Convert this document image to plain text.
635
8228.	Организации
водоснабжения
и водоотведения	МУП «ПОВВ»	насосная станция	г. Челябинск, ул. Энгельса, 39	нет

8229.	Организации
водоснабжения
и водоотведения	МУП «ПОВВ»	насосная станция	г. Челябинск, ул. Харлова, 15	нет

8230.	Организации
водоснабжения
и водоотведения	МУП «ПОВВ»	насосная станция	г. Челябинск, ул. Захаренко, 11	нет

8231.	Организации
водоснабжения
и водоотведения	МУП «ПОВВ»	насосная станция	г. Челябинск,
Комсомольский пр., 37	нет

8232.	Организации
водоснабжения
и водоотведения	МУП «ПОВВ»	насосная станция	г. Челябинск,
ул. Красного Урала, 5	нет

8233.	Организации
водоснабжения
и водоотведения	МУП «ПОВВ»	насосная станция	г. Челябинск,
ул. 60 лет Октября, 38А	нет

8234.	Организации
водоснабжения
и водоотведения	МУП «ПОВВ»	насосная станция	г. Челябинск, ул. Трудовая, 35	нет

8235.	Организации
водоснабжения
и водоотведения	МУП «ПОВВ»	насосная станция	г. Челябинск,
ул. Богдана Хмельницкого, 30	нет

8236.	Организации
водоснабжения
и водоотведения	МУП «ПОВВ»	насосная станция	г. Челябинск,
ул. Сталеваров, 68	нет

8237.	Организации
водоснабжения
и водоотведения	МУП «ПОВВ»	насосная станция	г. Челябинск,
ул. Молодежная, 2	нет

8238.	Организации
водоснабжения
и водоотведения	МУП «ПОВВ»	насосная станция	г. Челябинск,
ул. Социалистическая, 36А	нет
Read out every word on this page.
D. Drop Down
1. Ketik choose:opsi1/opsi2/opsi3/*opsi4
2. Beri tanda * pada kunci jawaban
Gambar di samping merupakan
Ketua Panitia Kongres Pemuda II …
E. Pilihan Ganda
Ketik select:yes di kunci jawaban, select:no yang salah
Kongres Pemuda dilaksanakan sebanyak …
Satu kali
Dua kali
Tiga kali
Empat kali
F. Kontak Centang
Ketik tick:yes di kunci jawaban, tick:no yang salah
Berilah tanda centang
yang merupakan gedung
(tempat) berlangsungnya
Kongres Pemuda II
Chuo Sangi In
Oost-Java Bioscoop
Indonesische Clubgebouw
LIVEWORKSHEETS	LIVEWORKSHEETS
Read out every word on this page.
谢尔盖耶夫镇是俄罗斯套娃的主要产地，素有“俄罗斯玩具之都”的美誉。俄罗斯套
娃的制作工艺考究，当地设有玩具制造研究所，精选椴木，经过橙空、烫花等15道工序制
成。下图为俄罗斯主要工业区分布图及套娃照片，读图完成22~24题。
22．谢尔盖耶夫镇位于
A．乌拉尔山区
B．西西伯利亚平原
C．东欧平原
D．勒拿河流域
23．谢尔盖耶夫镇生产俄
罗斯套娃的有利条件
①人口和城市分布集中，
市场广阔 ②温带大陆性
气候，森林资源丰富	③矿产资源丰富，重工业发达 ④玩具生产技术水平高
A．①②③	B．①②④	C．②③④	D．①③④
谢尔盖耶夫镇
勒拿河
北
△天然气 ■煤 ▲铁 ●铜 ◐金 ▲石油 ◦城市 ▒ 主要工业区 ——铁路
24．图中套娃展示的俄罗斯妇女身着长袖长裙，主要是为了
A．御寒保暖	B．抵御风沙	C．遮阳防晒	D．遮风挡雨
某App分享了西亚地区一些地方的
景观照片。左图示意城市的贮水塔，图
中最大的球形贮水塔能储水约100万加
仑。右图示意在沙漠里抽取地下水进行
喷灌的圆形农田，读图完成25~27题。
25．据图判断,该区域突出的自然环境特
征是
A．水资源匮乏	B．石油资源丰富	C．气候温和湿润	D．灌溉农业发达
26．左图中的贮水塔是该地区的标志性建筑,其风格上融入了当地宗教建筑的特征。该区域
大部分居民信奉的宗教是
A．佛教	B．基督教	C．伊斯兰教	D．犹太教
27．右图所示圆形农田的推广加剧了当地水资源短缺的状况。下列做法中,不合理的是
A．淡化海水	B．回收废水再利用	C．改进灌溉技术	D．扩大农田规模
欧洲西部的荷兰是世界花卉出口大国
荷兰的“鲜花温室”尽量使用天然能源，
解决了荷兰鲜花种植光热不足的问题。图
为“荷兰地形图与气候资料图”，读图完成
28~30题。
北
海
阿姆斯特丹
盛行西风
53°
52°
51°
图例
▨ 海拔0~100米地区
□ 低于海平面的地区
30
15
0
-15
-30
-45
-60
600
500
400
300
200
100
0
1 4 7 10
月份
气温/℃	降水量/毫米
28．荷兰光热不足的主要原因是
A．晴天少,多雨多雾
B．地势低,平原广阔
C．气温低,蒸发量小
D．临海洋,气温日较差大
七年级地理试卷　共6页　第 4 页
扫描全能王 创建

※ ※ ※

__SHORT TASK__
Scan the records above for the string "kali", then report every line that contains it.

__WRITTEN RESPONSE__
Satu kali
Dua kali
Tiga kali
Empat kali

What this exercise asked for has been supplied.